### [Work to do]
Copy the entries below exactly. Images do not belong in the copy.

### [Data extract]
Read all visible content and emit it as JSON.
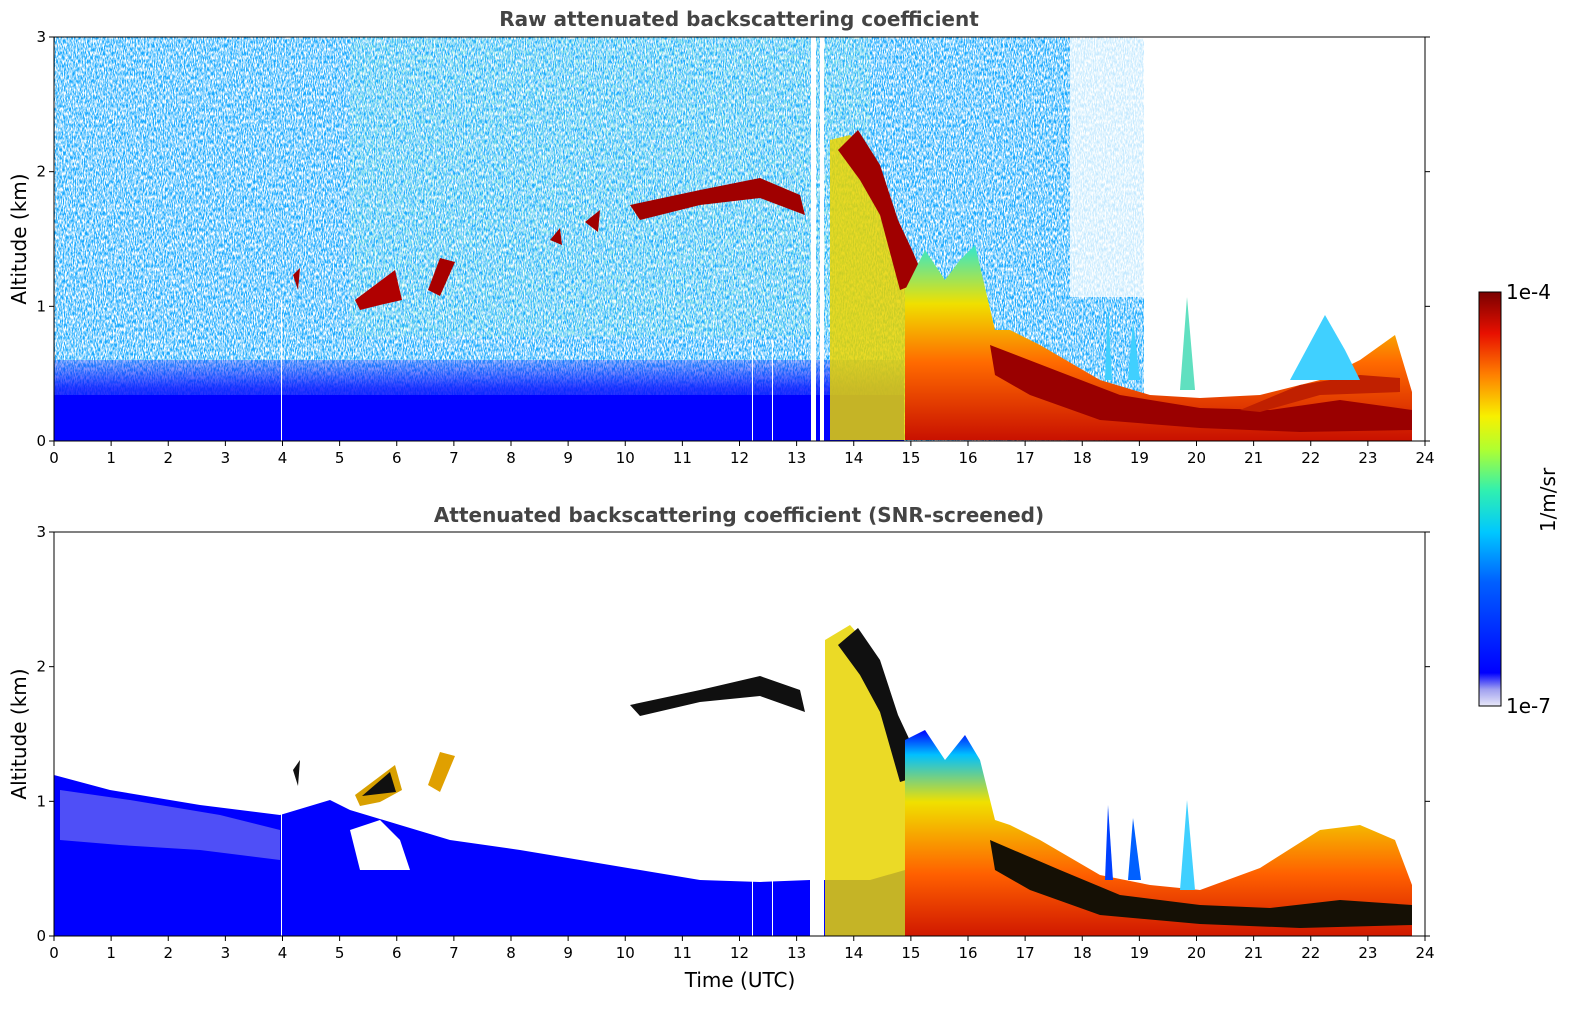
{
  "chart_data": [
    {
      "type": "heatmap",
      "title": "Raw attenuated backscattering coefficient",
      "xlabel": "",
      "ylabel": "Altitude (km)",
      "xlim": [
        0,
        24
      ],
      "ylim": [
        0,
        3
      ],
      "xticks": [
        "0",
        "1",
        "2",
        "3",
        "4",
        "5",
        "6",
        "7",
        "8",
        "9",
        "10",
        "11",
        "12",
        "13",
        "14",
        "15",
        "16",
        "17",
        "18",
        "19",
        "20",
        "21",
        "22",
        "23",
        "24"
      ],
      "yticks": [
        "0",
        "1",
        "2",
        "3"
      ],
      "colormap": "jet",
      "features": [
        {
          "kind": "cloud_layer",
          "x": [
            5.3,
            6.0
          ],
          "y": [
            1.05,
            1.25
          ]
        },
        {
          "kind": "cloud_layer",
          "x": [
            10.1,
            13.2
          ],
          "y": [
            1.55,
            1.95
          ]
        },
        {
          "kind": "cloud_layer",
          "x": [
            13.6,
            14.9
          ],
          "y": [
            1.2,
            2.2
          ]
        },
        {
          "kind": "boundary_layer",
          "x": [
            15.0,
            23.8
          ],
          "y": [
            0.1,
            0.7
          ]
        }
      ]
    },
    {
      "type": "heatmap",
      "title": "Attenuated backscattering coefficient (SNR-screened)",
      "xlabel": "Time (UTC)",
      "ylabel": "Altitude (km)",
      "xlim": [
        0,
        24
      ],
      "ylim": [
        0,
        3
      ],
      "xticks": [
        "0",
        "1",
        "2",
        "3",
        "4",
        "5",
        "6",
        "7",
        "8",
        "9",
        "10",
        "11",
        "12",
        "13",
        "14",
        "15",
        "16",
        "17",
        "18",
        "19",
        "20",
        "21",
        "22",
        "23",
        "24"
      ],
      "yticks": [
        "0",
        "1",
        "2",
        "3"
      ],
      "colormap": "jet"
    }
  ],
  "colorbar": {
    "label": "1/m/sr",
    "max_label": "1e-4",
    "min_label": "1e-7",
    "colors": [
      "#e4e4f8",
      "#9a9aee",
      "#0000ff",
      "#0050ff",
      "#00a0ff",
      "#00e0e8",
      "#40f0a0",
      "#a0ff40",
      "#f0f000",
      "#ffb000",
      "#ff6000",
      "#e81000",
      "#a00000",
      "#800000"
    ]
  }
}
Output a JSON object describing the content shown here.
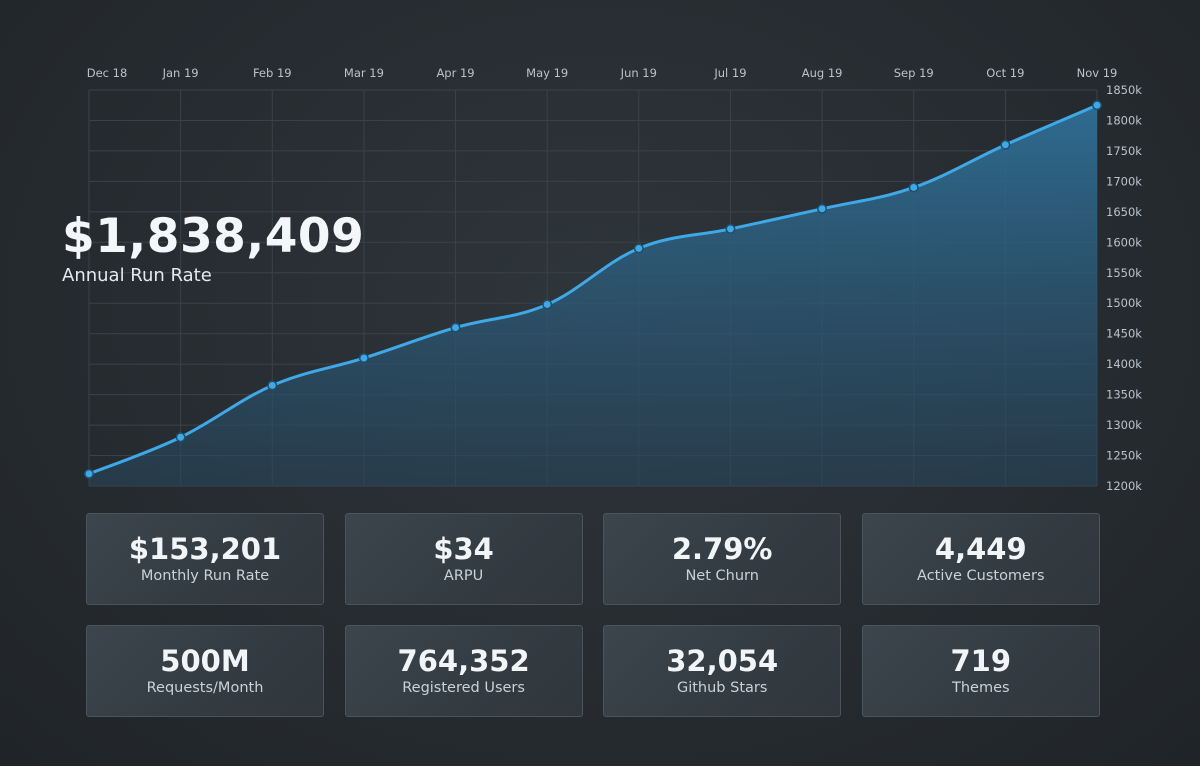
{
  "headline": {
    "value": "$1,838,409",
    "label": "Annual Run Rate"
  },
  "colors": {
    "line": "#3fa9e8",
    "area_top": "#2f6e95",
    "area_bottom": "#27475e",
    "grid": "#3a4249"
  },
  "chart_data": {
    "type": "area",
    "x": [
      "Dec 18",
      "Jan 19",
      "Feb 19",
      "Mar 19",
      "Apr 19",
      "May 19",
      "Jun 19",
      "Jul 19",
      "Aug 19",
      "Sep 19",
      "Oct 19",
      "Nov 19"
    ],
    "series": [
      {
        "values": [
          1220,
          1280,
          1365,
          1410,
          1460,
          1498,
          1590,
          1622,
          1655,
          1690,
          1760,
          1825
        ]
      }
    ],
    "ylim": [
      1200,
      1850
    ],
    "yticks": [
      1200,
      1250,
      1300,
      1350,
      1400,
      1450,
      1500,
      1550,
      1600,
      1650,
      1700,
      1750,
      1800,
      1850
    ],
    "ytick_labels": [
      "1200k",
      "1250k",
      "1300k",
      "1350k",
      "1400k",
      "1450k",
      "1500k",
      "1550k",
      "1600k",
      "1650k",
      "1700k",
      "1750k",
      "1800k",
      "1850k"
    ],
    "grid": true,
    "title": "",
    "xlabel": "",
    "ylabel": ""
  },
  "stats": [
    {
      "value": "$153,201",
      "label": "Monthly Run Rate"
    },
    {
      "value": "$34",
      "label": "ARPU"
    },
    {
      "value": "2.79%",
      "label": "Net Churn"
    },
    {
      "value": "4,449",
      "label": "Active Customers"
    },
    {
      "value": "500M",
      "label": "Requests/Month"
    },
    {
      "value": "764,352",
      "label": "Registered Users"
    },
    {
      "value": "32,054",
      "label": "Github Stars"
    },
    {
      "value": "719",
      "label": "Themes"
    }
  ]
}
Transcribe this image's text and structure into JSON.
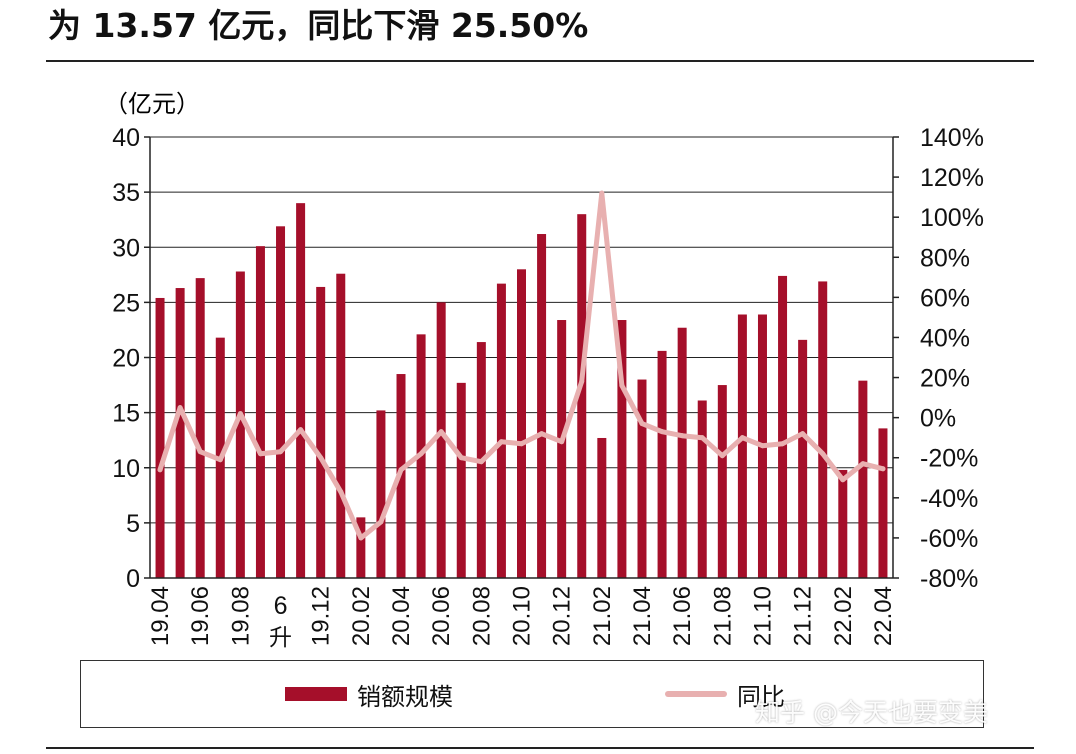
{
  "headline": "为 13.57 亿元，同比下滑 25.50%",
  "watermark": "知乎 @今天也要变美",
  "colors": {
    "bar": "#a50f2a",
    "line": "#e8b0b0",
    "axis": "#222222",
    "grid": "#222222"
  },
  "chart_data": {
    "type": "bar",
    "left_unit": "（亿元）",
    "x_labels": [
      "19.04",
      "19.06",
      "19.08",
      "6\n升",
      "19.12",
      "20.02",
      "20.04",
      "20.06",
      "20.08",
      "20.10",
      "20.12",
      "21.02",
      "21.04",
      "21.06",
      "21.08",
      "21.10",
      "21.12",
      "22.02",
      "22.04"
    ],
    "y_left": {
      "min": 0,
      "max": 40,
      "step": 5,
      "ticks": [
        "0",
        "5",
        "10",
        "15",
        "20",
        "25",
        "30",
        "35",
        "40"
      ]
    },
    "y_right": {
      "min": -80,
      "max": 140,
      "step": 20,
      "ticks": [
        "-80%",
        "-60%",
        "-40%",
        "-20%",
        "0%",
        "20%",
        "40%",
        "60%",
        "80%",
        "100%",
        "120%",
        "140%"
      ]
    },
    "grid": "horizontal",
    "series": [
      {
        "name": "销额规模",
        "type": "bar",
        "axis": "left",
        "values": [
          25.4,
          26.3,
          27.2,
          21.8,
          27.8,
          30.1,
          31.9,
          34.0,
          26.4,
          27.6,
          5.5,
          15.2,
          18.5,
          22.1,
          25.0,
          17.7,
          21.4,
          26.7,
          28.0,
          31.2,
          23.4,
          33.0,
          12.7,
          23.4,
          18.0,
          20.6,
          22.7,
          16.1,
          17.5,
          23.9,
          23.9,
          27.4,
          21.6,
          26.9,
          9.8,
          17.9,
          13.57
        ]
      },
      {
        "name": "同比",
        "type": "line",
        "axis": "right",
        "values": [
          -26,
          5,
          -17,
          -21,
          2,
          -18,
          -17,
          -6,
          -20,
          -37,
          -60,
          -52,
          -26,
          -18,
          -7,
          -20,
          -22,
          -12,
          -13,
          -8,
          -12,
          18,
          112,
          16,
          -3,
          -7,
          -9,
          -10,
          -19,
          -10,
          -14,
          -13,
          -8,
          -18,
          -31,
          -23,
          -25.5
        ]
      }
    ]
  }
}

### [Written response]
Read all visible content and emit it as JSON.
{
  "chart_data": [
    {
      "type": "heatmap",
      "title": "Raw attenuated backscattering coefficient",
      "xlabel": "",
      "ylabel": "Altitude (km)",
      "xlim": [
        0,
        24
      ],
      "ylim": [
        0,
        3
      ],
      "xticks": [
        "0",
        "1",
        "2",
        "3",
        "4",
        "5",
        "6",
        "7",
        "8",
        "9",
        "10",
        "11",
        "12",
        "13",
        "14",
        "15",
        "16",
        "17",
        "18",
        "19",
        "20",
        "21",
        "22",
        "23",
        "24"
      ],
      "yticks": [
        "0",
        "1",
        "2",
        "3"
      ],
      "colormap": "jet",
      "features": [
        {
          "kind": "cloud_layer",
          "x": [
            5.3,
            6.0
          ],
          "y": [
            1.05,
            1.25
          ]
        },
        {
          "kind": "cloud_layer",
          "x": [
            10.1,
            13.2
          ],
          "y": [
            1.55,
            1.95
          ]
        },
        {
          "kind": "cloud_layer",
          "x": [
            13.6,
            14.9
          ],
          "y": [
            1.2,
            2.2
          ]
        },
        {
          "kind": "boundary_layer",
          "x": [
            15.0,
            23.8
          ],
          "y": [
            0.1,
            0.7
          ]
        }
      ]
    },
    {
      "type": "heatmap",
      "title": "Attenuated backscattering coefficient (SNR-screened)",
      "xlabel": "Time (UTC)",
      "ylabel": "Altitude (km)",
      "xlim": [
        0,
        24
      ],
      "ylim": [
        0,
        3
      ],
      "xticks": [
        "0",
        "1",
        "2",
        "3",
        "4",
        "5",
        "6",
        "7",
        "8",
        "9",
        "10",
        "11",
        "12",
        "13",
        "14",
        "15",
        "16",
        "17",
        "18",
        "19",
        "20",
        "21",
        "22",
        "23",
        "24"
      ],
      "yticks": [
        "0",
        "1",
        "2",
        "3"
      ],
      "colormap": "jet"
    }
  ],
  "colorbar": {
    "label": "1/m/sr",
    "max_label": "1e-4",
    "min_label": "1e-7",
    "colors": [
      "#e4e4f8",
      "#9a9aee",
      "#0000ff",
      "#0050ff",
      "#00a0ff",
      "#00e0e8",
      "#40f0a0",
      "#a0ff40",
      "#f0f000",
      "#ffb000",
      "#ff6000",
      "#e81000",
      "#a00000",
      "#800000"
    ]
  }
}
Output a JSON object describing the content shown here.
{
  "headline": {
    "value": "$1,838,409",
    "label": "Annual Run Rate"
  },
  "colors": {
    "line": "#3fa9e8",
    "area_top": "#2f6e95",
    "area_bottom": "#27475e",
    "grid": "#3a4249"
  },
  "chart_data": {
    "type": "area",
    "x": [
      "Dec 18",
      "Jan 19",
      "Feb 19",
      "Mar 19",
      "Apr 19",
      "May 19",
      "Jun 19",
      "Jul 19",
      "Aug 19",
      "Sep 19",
      "Oct 19",
      "Nov 19"
    ],
    "series": [
      {
        "values": [
          1220,
          1280,
          1365,
          1410,
          1460,
          1498,
          1590,
          1622,
          1655,
          1690,
          1760,
          1825
        ]
      }
    ],
    "ylim": [
      1200,
      1850
    ],
    "yticks": [
      1200,
      1250,
      1300,
      1350,
      1400,
      1450,
      1500,
      1550,
      1600,
      1650,
      1700,
      1750,
      1800,
      1850
    ],
    "ytick_labels": [
      "1200k",
      "1250k",
      "1300k",
      "1350k",
      "1400k",
      "1450k",
      "1500k",
      "1550k",
      "1600k",
      "1650k",
      "1700k",
      "1750k",
      "1800k",
      "1850k"
    ],
    "grid": true,
    "title": "",
    "xlabel": "",
    "ylabel": ""
  },
  "stats": [
    {
      "value": "$153,201",
      "label": "Monthly Run Rate"
    },
    {
      "value": "$34",
      "label": "ARPU"
    },
    {
      "value": "2.79%",
      "label": "Net Churn"
    },
    {
      "value": "4,449",
      "label": "Active Customers"
    },
    {
      "value": "500M",
      "label": "Requests/Month"
    },
    {
      "value": "764,352",
      "label": "Registered Users"
    },
    {
      "value": "32,054",
      "label": "Github Stars"
    },
    {
      "value": "719",
      "label": "Themes"
    }
  ]
}
Transcribe this image's text and structure into JSON.
{
  "headline": "为 13.57 亿元，同比下滑 25.50%",
  "watermark": "知乎 @今天也要变美",
  "colors": {
    "bar": "#a50f2a",
    "line": "#e8b0b0",
    "axis": "#222222",
    "grid": "#222222"
  },
  "chart_data": {
    "type": "bar",
    "left_unit": "（亿元）",
    "x_labels": [
      "19.04",
      "19.06",
      "19.08",
      "6\n升",
      "19.12",
      "20.02",
      "20.04",
      "20.06",
      "20.08",
      "20.10",
      "20.12",
      "21.02",
      "21.04",
      "21.06",
      "21.08",
      "21.10",
      "21.12",
      "22.02",
      "22.04"
    ],
    "y_left": {
      "min": 0,
      "max": 40,
      "step": 5,
      "ticks": [
        "0",
        "5",
        "10",
        "15",
        "20",
        "25",
        "30",
        "35",
        "40"
      ]
    },
    "y_right": {
      "min": -80,
      "max": 140,
      "step": 20,
      "ticks": [
        "-80%",
        "-60%",
        "-40%",
        "-20%",
        "0%",
        "20%",
        "40%",
        "60%",
        "80%",
        "100%",
        "120%",
        "140%"
      ]
    },
    "grid": "horizontal",
    "series": [
      {
        "name": "销额规模",
        "type": "bar",
        "axis": "left",
        "values": [
          25.4,
          26.3,
          27.2,
          21.8,
          27.8,
          30.1,
          31.9,
          34.0,
          26.4,
          27.6,
          5.5,
          15.2,
          18.5,
          22.1,
          25.0,
          17.7,
          21.4,
          26.7,
          28.0,
          31.2,
          23.4,
          33.0,
          12.7,
          23.4,
          18.0,
          20.6,
          22.7,
          16.1,
          17.5,
          23.9,
          23.9,
          27.4,
          21.6,
          26.9,
          9.8,
          17.9,
          13.57
        ]
      },
      {
        "name": "同比",
        "type": "line",
        "axis": "right",
        "values": [
          -26,
          5,
          -17,
          -21,
          2,
          -18,
          -17,
          -6,
          -20,
          -37,
          -60,
          -52,
          -26,
          -18,
          -7,
          -20,
          -22,
          -12,
          -13,
          -8,
          -12,
          18,
          112,
          16,
          -3,
          -7,
          -9,
          -10,
          -19,
          -10,
          -14,
          -13,
          -8,
          -18,
          -31,
          -23,
          -25.5
        ]
      }
    ]
  }
}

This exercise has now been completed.